* TO-DO LIST:
1) Repeat the part of the Bettie Page passage from "Bettie could have" to "the solo spectator." word for word.
2) In the Bettie Page passage, which three filmed burlesque shows did Bettie appear in?

* SELECTED PASSAGE:
Bettie could have done burlesque; she had the fan base and, heaven knows, the moves. She did appear in three filmed burlesque shows: Striporama (1953), Varietease (1954) and Teaserama (1955). But for Bettie and her fans, a public exhibition couldn't compete with a private audience. As mail-order products for an audience of one-at-a-time, the Klaw films — which Irving produced and Paula, usually, directed — helped Bettie create an intimacy with the solo spectator.

Shot in the '50s, these movies seem to come from a much earlier decade: They have the feel of the first Edison documentaries, when the camera recorded ordinary events with ethnographic avidity. In most of the extant Klaw movies, all Bettie does is dance.

And, boy, could she dance.

In "G-String" Dance by Betty (available on the Bettie Page Something Weird Video and on the DVD Betty Page Uncensored), she gives herself a nonstop workout: shimmying, gracefully waving her arms, pausing briefly to adjust her fringed costume. But she never loses eye and mind contact with the viewer. The erotic pull is secondary to the emotional magnetism. This is plain old star quality, and the folks at Fox must have been blind to miss it.

* RECORD EXCERPTS:
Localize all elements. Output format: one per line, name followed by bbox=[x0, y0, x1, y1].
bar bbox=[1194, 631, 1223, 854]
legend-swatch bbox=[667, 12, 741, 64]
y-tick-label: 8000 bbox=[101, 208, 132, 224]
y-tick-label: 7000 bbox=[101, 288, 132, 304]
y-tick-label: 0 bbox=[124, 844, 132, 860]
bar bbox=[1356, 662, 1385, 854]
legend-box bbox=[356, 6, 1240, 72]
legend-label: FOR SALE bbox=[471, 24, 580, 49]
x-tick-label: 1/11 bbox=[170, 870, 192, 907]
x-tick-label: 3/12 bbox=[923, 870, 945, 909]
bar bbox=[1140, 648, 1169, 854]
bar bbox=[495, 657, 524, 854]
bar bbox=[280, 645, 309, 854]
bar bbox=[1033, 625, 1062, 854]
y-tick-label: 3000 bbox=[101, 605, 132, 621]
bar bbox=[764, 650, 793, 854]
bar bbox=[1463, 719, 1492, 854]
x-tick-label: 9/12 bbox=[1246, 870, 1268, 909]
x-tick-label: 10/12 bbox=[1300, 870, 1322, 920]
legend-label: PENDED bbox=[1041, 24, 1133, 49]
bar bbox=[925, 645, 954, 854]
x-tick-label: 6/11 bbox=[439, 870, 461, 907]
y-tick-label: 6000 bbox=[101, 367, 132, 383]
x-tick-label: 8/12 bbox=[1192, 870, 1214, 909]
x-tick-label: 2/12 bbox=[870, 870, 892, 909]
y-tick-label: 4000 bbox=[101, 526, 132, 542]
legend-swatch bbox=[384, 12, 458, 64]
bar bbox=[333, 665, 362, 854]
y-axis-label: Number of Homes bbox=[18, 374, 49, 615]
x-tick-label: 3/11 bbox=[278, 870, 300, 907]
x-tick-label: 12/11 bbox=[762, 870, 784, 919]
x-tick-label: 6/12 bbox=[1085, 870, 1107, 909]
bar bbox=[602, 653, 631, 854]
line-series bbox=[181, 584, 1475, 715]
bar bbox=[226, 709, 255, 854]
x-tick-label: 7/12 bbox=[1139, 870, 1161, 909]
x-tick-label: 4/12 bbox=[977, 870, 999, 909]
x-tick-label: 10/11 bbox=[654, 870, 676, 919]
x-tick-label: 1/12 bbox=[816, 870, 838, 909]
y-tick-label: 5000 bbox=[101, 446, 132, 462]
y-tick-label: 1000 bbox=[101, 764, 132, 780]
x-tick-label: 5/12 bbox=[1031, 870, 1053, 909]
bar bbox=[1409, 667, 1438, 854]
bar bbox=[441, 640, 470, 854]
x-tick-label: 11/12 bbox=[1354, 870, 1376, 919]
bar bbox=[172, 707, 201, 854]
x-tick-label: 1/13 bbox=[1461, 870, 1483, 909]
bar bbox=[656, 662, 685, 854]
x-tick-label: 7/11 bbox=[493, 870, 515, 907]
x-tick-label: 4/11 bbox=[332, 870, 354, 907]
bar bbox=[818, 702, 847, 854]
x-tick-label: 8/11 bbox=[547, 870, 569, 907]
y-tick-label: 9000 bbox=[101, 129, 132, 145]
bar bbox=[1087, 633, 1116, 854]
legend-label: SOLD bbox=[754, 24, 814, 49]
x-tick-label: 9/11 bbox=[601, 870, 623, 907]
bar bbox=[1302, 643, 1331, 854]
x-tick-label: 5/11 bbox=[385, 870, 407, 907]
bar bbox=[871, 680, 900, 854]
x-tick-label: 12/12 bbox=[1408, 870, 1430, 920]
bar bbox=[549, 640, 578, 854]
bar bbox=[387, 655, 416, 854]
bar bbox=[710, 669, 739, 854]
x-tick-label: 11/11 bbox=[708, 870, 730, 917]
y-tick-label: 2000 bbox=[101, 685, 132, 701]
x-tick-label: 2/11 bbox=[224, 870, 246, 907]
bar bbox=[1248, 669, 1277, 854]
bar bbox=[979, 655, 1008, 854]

* EXPECTED ANSWERS:
1)
Bettie could have done burlesque; she had the fan base and, heaven knows, the moves. She did appear in three filmed burlesque shows: Striporama (1953), Varietease (1954) and Teaserama (1955). But for Bettie and her fans, a public exhibition couldn't compete with a private audience. As mail-order products for an audience of one-at-a-time, the Klaw films — which Irving produced and Paula, usually, directed — helped Bettie create an intimacy with the solo spectator.

2) Striporama (1953), Varietease (1954) and Teaserama (1955).